# start of Data listing

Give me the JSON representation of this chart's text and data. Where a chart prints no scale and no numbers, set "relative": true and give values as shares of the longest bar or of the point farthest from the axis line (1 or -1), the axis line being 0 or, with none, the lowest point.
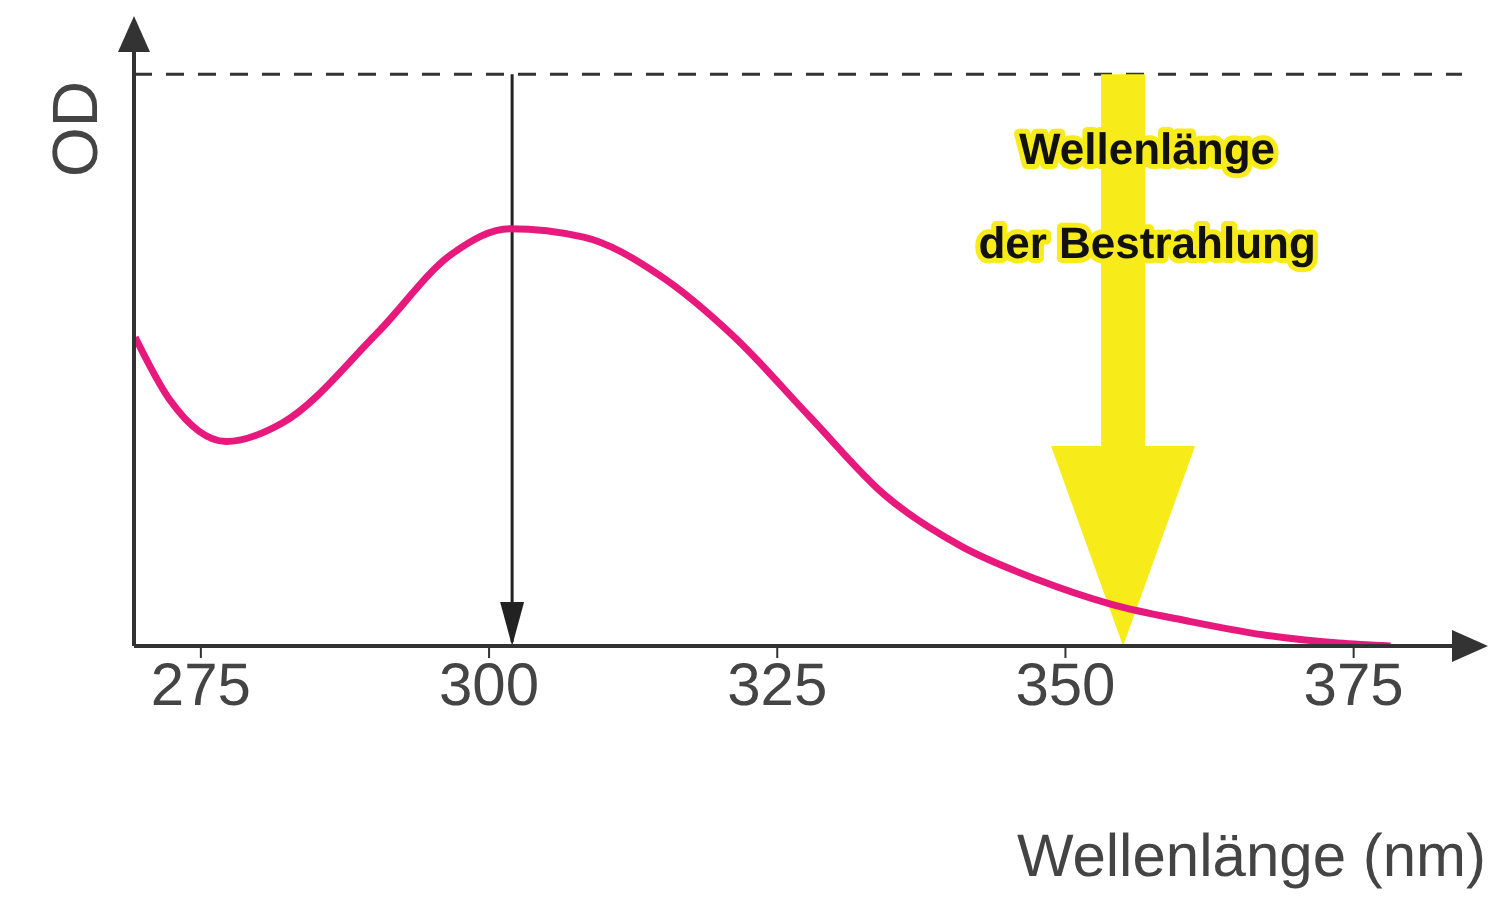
{
  "chart_data": {
    "type": "line",
    "relative": true,
    "xlabel": "Wellenlänge (nm)",
    "ylabel": "OD",
    "xlim": [
      269.2,
      384.4
    ],
    "xticks": [
      275,
      300,
      325,
      350,
      375
    ],
    "marker": "none",
    "series": [
      {
        "color": "#e8197d",
        "x": [
          269.3,
          272.3,
          277.2,
          282.1,
          290.3,
          296.8,
          301.8,
          308.2,
          314.7,
          321.3,
          327.8,
          334.4,
          340.9,
          347.5,
          354,
          360.6,
          367.1,
          373.7,
          378.2
        ],
        "values": [
          0.74,
          0.59,
          0.49,
          0.535,
          0.75,
          0.94,
          1.0,
          0.98,
          0.89,
          0.74,
          0.55,
          0.36,
          0.24,
          0.16,
          0.1,
          0.06,
          0.027,
          0.007,
          0
        ]
      }
    ],
    "ref_lines": [
      {
        "axis": "y",
        "value": 1.37,
        "color": "#333333",
        "line_style": "dashed"
      },
      {
        "axis": "x",
        "value": 302,
        "color": "#222222",
        "line_style": "solid"
      },
      {
        "axis": "x",
        "value": 355,
        "color": "#f7ec1a",
        "line_style": "solid",
        "label": "Wellenlänge der Bestrahlung"
      }
    ]
  }
}
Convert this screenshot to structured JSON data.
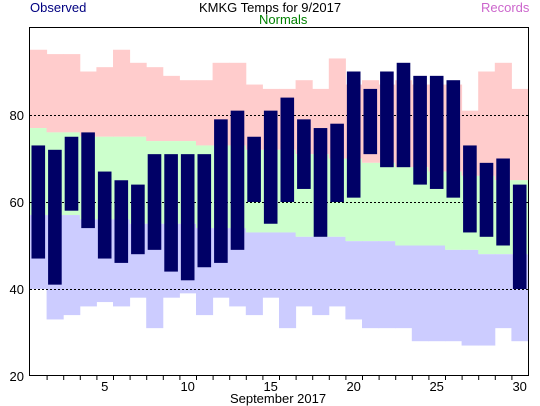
{
  "header": {
    "title": "KMKG Temps for 9/2017",
    "observed_label": "Observed",
    "normals_label": "Normals",
    "records_label": "Records"
  },
  "chart_data": {
    "type": "bar",
    "title": "KMKG Temps for 9/2017",
    "xlabel": "September 2017",
    "ylabel": "",
    "ylim": [
      20,
      100
    ],
    "y_ticks": [
      20,
      40,
      60,
      80
    ],
    "dashed_gridlines": [
      40,
      60,
      80
    ],
    "x_ticks_labeled": [
      5,
      10,
      15,
      20,
      25,
      30
    ],
    "days": [
      1,
      2,
      3,
      4,
      5,
      6,
      7,
      8,
      9,
      10,
      11,
      12,
      13,
      14,
      15,
      16,
      17,
      18,
      19,
      20,
      21,
      22,
      23,
      24,
      25,
      26,
      27,
      28,
      29,
      30
    ],
    "colors": {
      "observed": "#000066",
      "normal": "#ccffcc",
      "record": "#ffcccc",
      "record_low_band": "#ccccff",
      "observed_label": "#000080",
      "normals_label": "#008000",
      "records_label": "#cc66cc"
    },
    "series": [
      {
        "name": "Observed",
        "high": [
          73,
          72,
          75,
          76,
          67,
          65,
          64,
          71,
          71,
          71,
          71,
          79,
          81,
          75,
          81,
          84,
          79,
          77,
          78,
          90,
          86,
          90,
          92,
          89,
          89,
          88,
          73,
          69,
          70,
          64
        ],
        "low": [
          47,
          41,
          58,
          54,
          47,
          46,
          48,
          49,
          44,
          42,
          45,
          46,
          49,
          60,
          55,
          60,
          63,
          52,
          60,
          61,
          71,
          68,
          68,
          64,
          63,
          61,
          53,
          52,
          50,
          40
        ]
      },
      {
        "name": "Normals",
        "high": [
          77,
          76,
          76,
          75,
          75,
          75,
          75,
          74,
          74,
          74,
          73,
          73,
          73,
          72,
          72,
          72,
          71,
          71,
          70,
          70,
          69,
          69,
          68,
          68,
          67,
          67,
          66,
          66,
          65,
          65
        ],
        "low": [
          57,
          57,
          57,
          56,
          56,
          56,
          55,
          55,
          55,
          55,
          54,
          54,
          54,
          53,
          53,
          53,
          52,
          52,
          52,
          51,
          51,
          51,
          50,
          50,
          50,
          49,
          49,
          48,
          48,
          48
        ]
      },
      {
        "name": "Records",
        "high": [
          95,
          94,
          94,
          90,
          91,
          95,
          92,
          91,
          89,
          88,
          88,
          92,
          92,
          87,
          86,
          86,
          88,
          86,
          93,
          87,
          88,
          87,
          88,
          87,
          87,
          87,
          81,
          90,
          92,
          86
        ],
        "low": [
          40,
          33,
          34,
          36,
          37,
          36,
          38,
          31,
          38,
          39,
          34,
          38,
          36,
          34,
          38,
          31,
          36,
          34,
          36,
          33,
          31,
          31,
          31,
          28,
          28,
          28,
          27,
          27,
          31,
          28
        ]
      }
    ]
  }
}
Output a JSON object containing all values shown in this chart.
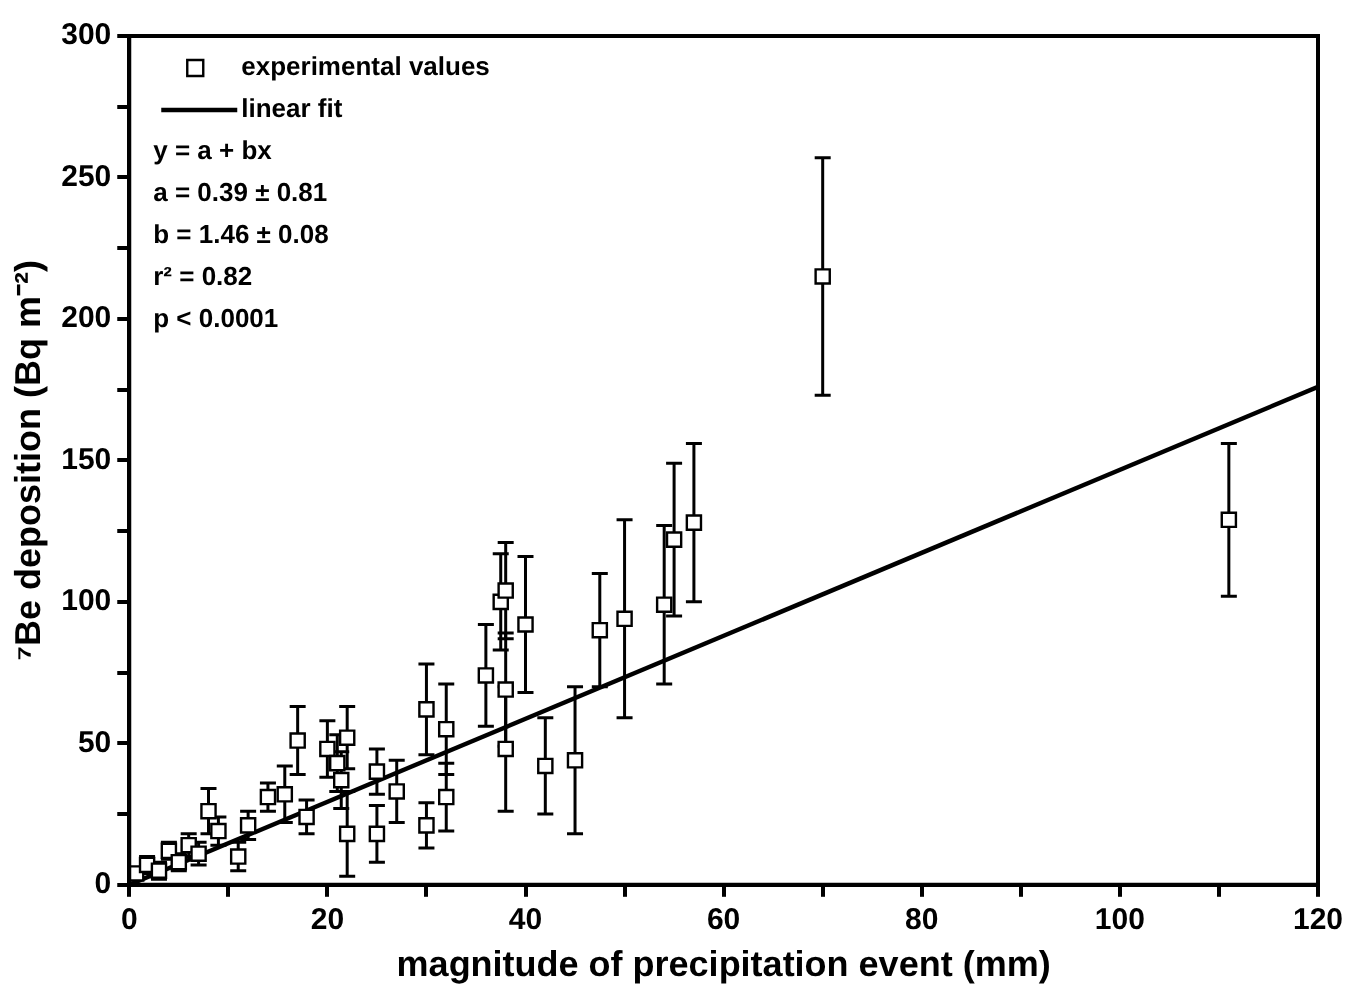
{
  "chart_data": {
    "type": "scatter",
    "xlabel": "magnitude of precipitation event (mm)",
    "ylabel": "⁷Be deposition (Bq m⁻²)",
    "xlim": [
      0,
      120
    ],
    "xticks": [
      0,
      {
        "value": 10,
        "label": null
      },
      20,
      {
        "value": 30,
        "label": null
      },
      40,
      {
        "value": 50,
        "label": null
      },
      60,
      {
        "value": 70,
        "label": null
      },
      80,
      {
        "value": 90,
        "label": null
      },
      100,
      {
        "value": 110,
        "label": null
      },
      120
    ],
    "ylim": [
      0,
      300
    ],
    "yticks": [
      0,
      {
        "value": 25,
        "label": null
      },
      50,
      {
        "value": 75,
        "label": null
      },
      100,
      {
        "value": 125,
        "label": null
      },
      150,
      {
        "value": 175,
        "label": null
      },
      200,
      {
        "value": 225,
        "label": null
      },
      250,
      {
        "value": 275,
        "label": null
      },
      300
    ],
    "grid": false,
    "legend": "top left",
    "series": [
      {
        "name": "experimental values",
        "marker": "square",
        "color": "#000000",
        "x": [
          0.7,
          1.8,
          3,
          4,
          5,
          6,
          7,
          8,
          9,
          11,
          12,
          14,
          15.7,
          17,
          17.9,
          20,
          21,
          21.4,
          22,
          22,
          25,
          25,
          27,
          30,
          30,
          32,
          32,
          36,
          37.5,
          38,
          38,
          38,
          40,
          42,
          45,
          47.5,
          50,
          54,
          55,
          57,
          70,
          111
        ],
        "values": [
          4,
          7,
          5,
          12,
          8,
          14,
          11,
          26,
          19,
          10,
          21,
          31,
          32,
          51,
          24,
          48,
          43,
          37,
          52,
          18,
          40,
          18,
          33,
          62,
          21,
          55,
          31,
          74,
          100,
          69,
          48,
          104,
          92,
          42,
          44,
          90,
          94,
          99,
          122,
          128,
          215,
          129
        ],
        "errors": [
          null,
          3,
          3,
          3,
          3,
          4,
          4,
          8,
          5,
          5,
          5,
          5,
          10,
          12,
          6,
          10,
          10,
          10,
          11,
          15,
          8,
          10,
          11,
          16,
          8,
          16,
          12,
          18,
          17,
          20,
          22,
          17,
          24,
          17,
          26,
          20,
          35,
          28,
          27,
          28,
          42,
          27
        ]
      },
      {
        "name": "linear fit",
        "type": "line",
        "marker": "none",
        "line_style": "solid",
        "color": "#000000",
        "x": [
          0,
          120
        ],
        "values": [
          0,
          176
        ]
      }
    ],
    "annotations": [
      "y = a + bx",
      "a = 0.39 ± 0.81",
      "b = 1.46 ± 0.08",
      "r² = 0.82",
      "p < 0.0001"
    ]
  }
}
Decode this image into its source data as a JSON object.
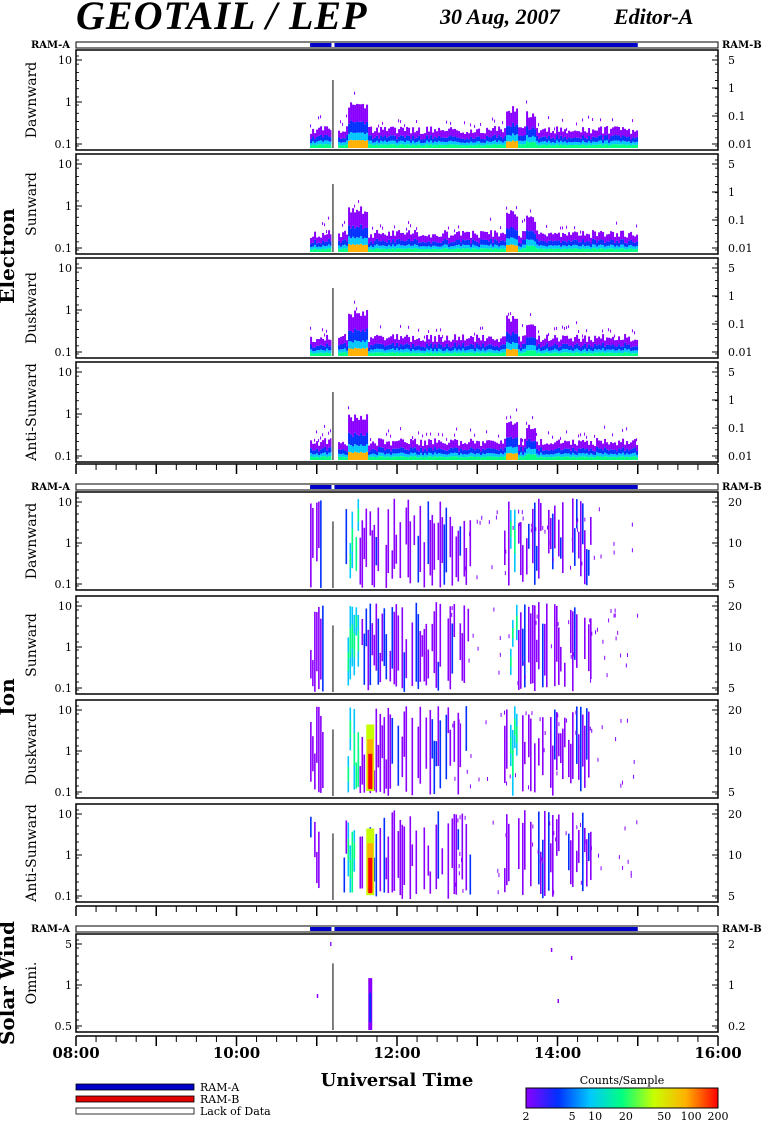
{
  "header": {
    "title": "GEOTAIL / LEP",
    "date": "30 Aug, 2007",
    "editor": "Editor-A"
  },
  "ram_labels": {
    "left": "RAM-A",
    "right": "RAM-B"
  },
  "groups": [
    {
      "label": "Electron",
      "panels": [
        "Dawnward",
        "Sunward",
        "Duskward",
        "Anti-Sunward"
      ],
      "left_ticks": [
        "10",
        "1",
        "0.1"
      ],
      "right_ticks": [
        "5",
        "1",
        "0.1",
        "0.01"
      ]
    },
    {
      "label": "Ion",
      "panels": [
        "Dawnward",
        "Sunward",
        "Duskward",
        "Anti-Sunward"
      ],
      "left_ticks": [
        "10",
        "1",
        "0.1"
      ],
      "right_ticks": [
        "20",
        "10",
        "5"
      ]
    },
    {
      "label": "Solar Wind",
      "panels": [
        "Omni."
      ],
      "left_ticks": [
        "5",
        "1",
        "0.5"
      ],
      "right_ticks": [
        "2",
        "1",
        "0.2"
      ]
    }
  ],
  "chart_data": {
    "type": "heatmap",
    "x_range": [
      "08:00",
      "16:00"
    ],
    "x_tick_labels": [
      "08:00",
      "10:00",
      "12:00",
      "14:00",
      "16:00"
    ],
    "xlabel": "Universal Time",
    "data_coverage": {
      "start": "10:55",
      "end": "15:00",
      "gaps": [
        "11:11",
        "11:14"
      ]
    },
    "features": [
      {
        "group": "Electron",
        "time": "11:30",
        "note": "enhancement"
      },
      {
        "group": "Electron",
        "time": "13:25",
        "note": "enhancement"
      },
      {
        "group": "Electron",
        "time": "13:40",
        "note": "enhancement"
      },
      {
        "group": "Ion",
        "time": "11:40",
        "note": "intense burst (red) in Duskward / Anti-Sunward"
      },
      {
        "group": "Solar Wind",
        "time": "11:40",
        "note": "burst"
      }
    ],
    "colorbar": {
      "title": "Counts/Sample",
      "ticks": [
        "2",
        "5",
        "10",
        "20",
        "50",
        "100",
        "200"
      ],
      "colors": [
        "#8a00ff",
        "#0030ff",
        "#00c8ff",
        "#00ff80",
        "#c8ff00",
        "#ffb000",
        "#ff0000"
      ]
    }
  },
  "legend": [
    {
      "label": "RAM-A",
      "color": "#0000c8"
    },
    {
      "label": "RAM-B",
      "color": "#e00000"
    },
    {
      "label": "Lack of Data",
      "color": "#ffffff"
    }
  ]
}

# end of Data listing

The problem: List each line holding the string "this".

The completed task:
Give me the JSON representation of this chart's text and data. Where a chart prints no scale and no numbers, set "relative": true and give values as shares of the longest bar or of the point farthest from the axis line (1 or -1), the axis line being 0 or, with none, the lowest point.
Convert this screenshot to structured JSON data.
Output a JSON object containing all values shown in this chart.
Decode this image into its source data as a JSON object.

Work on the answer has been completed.